• TO DO: Reproduce all of the data exactly, with no line skipped.

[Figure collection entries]
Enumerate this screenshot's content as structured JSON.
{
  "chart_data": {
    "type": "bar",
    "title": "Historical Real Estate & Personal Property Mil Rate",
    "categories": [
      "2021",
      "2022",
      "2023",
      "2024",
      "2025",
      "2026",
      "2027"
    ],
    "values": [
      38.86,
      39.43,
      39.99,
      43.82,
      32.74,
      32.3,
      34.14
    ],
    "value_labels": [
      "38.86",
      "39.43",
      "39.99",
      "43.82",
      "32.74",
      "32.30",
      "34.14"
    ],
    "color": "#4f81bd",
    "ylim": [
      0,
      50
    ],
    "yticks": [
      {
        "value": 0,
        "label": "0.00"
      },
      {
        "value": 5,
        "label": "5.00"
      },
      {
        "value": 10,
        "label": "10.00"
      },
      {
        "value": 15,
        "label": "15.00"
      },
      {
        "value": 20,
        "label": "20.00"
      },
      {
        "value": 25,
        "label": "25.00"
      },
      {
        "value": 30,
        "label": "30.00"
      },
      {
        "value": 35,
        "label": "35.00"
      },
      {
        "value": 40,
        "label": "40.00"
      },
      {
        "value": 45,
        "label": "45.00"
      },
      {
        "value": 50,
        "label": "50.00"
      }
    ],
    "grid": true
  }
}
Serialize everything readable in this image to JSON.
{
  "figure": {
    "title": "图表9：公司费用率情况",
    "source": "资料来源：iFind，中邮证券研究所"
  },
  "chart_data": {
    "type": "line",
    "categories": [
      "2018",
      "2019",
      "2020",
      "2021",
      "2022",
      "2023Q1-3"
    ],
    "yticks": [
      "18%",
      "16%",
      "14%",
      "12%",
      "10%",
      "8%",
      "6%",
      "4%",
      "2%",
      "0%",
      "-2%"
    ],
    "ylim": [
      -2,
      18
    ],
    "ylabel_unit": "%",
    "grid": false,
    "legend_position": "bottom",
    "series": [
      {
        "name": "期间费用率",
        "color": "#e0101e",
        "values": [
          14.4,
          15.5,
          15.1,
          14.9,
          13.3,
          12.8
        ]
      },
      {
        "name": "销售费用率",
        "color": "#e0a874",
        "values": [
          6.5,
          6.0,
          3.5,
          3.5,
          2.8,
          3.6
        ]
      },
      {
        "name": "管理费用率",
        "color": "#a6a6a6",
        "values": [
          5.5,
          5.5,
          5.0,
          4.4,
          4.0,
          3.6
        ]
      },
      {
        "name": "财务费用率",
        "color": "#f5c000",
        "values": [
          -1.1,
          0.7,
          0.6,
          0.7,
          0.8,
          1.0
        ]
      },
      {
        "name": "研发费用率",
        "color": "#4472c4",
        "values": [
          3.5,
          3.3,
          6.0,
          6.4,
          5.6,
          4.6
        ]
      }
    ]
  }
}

• RESPONSE TO THIS EXERCISE:
Enumerate this screenshot's content as structured JSON.
{
  "chart_data": {
    "type": "bar",
    "title": "Historical Real Estate & Personal Property Mil Rate",
    "categories": [
      "2021",
      "2022",
      "2023",
      "2024",
      "2025",
      "2026",
      "2027"
    ],
    "values": [
      38.86,
      39.43,
      39.99,
      43.82,
      32.74,
      32.3,
      34.14
    ],
    "value_labels": [
      "38.86",
      "39.43",
      "39.99",
      "43.82",
      "32.74",
      "32.30",
      "34.14"
    ],
    "color": "#4f81bd",
    "ylim": [
      0,
      50
    ],
    "yticks": [
      {
        "value": 0,
        "label": "0.00"
      },
      {
        "value": 5,
        "label": "5.00"
      },
      {
        "value": 10,
        "label": "10.00"
      },
      {
        "value": 15,
        "label": "15.00"
      },
      {
        "value": 20,
        "label": "20.00"
      },
      {
        "value": 25,
        "label": "25.00"
      },
      {
        "value": 30,
        "label": "30.00"
      },
      {
        "value": 35,
        "label": "35.00"
      },
      {
        "value": 40,
        "label": "40.00"
      },
      {
        "value": 45,
        "label": "45.00"
      },
      {
        "value": 50,
        "label": "50.00"
      }
    ],
    "grid": true
  }
}
Serialize everything readable in this image to JSON.
{
  "figure": {
    "title": "图表9：公司费用率情况",
    "source": "资料来源：iFind，中邮证券研究所"
  },
  "chart_data": {
    "type": "line",
    "categories": [
      "2018",
      "2019",
      "2020",
      "2021",
      "2022",
      "2023Q1-3"
    ],
    "yticks": [
      "18%",
      "16%",
      "14%",
      "12%",
      "10%",
      "8%",
      "6%",
      "4%",
      "2%",
      "0%",
      "-2%"
    ],
    "ylim": [
      -2,
      18
    ],
    "ylabel_unit": "%",
    "grid": false,
    "legend_position": "bottom",
    "series": [
      {
        "name": "期间费用率",
        "color": "#e0101e",
        "values": [
          14.4,
          15.5,
          15.1,
          14.9,
          13.3,
          12.8
        ]
      },
      {
        "name": "销售费用率",
        "color": "#e0a874",
        "values": [
          6.5,
          6.0,
          3.5,
          3.5,
          2.8,
          3.6
        ]
      },
      {
        "name": "管理费用率",
        "color": "#a6a6a6",
        "values": [
          5.5,
          5.5,
          5.0,
          4.4,
          4.0,
          3.6
        ]
      },
      {
        "name": "财务费用率",
        "color": "#f5c000",
        "values": [
          -1.1,
          0.7,
          0.6,
          0.7,
          0.8,
          1.0
        ]
      },
      {
        "name": "研发费用率",
        "color": "#4472c4",
        "values": [
          3.5,
          3.3,
          6.0,
          6.4,
          5.6,
          4.6
        ]
      }
    ]
  }
}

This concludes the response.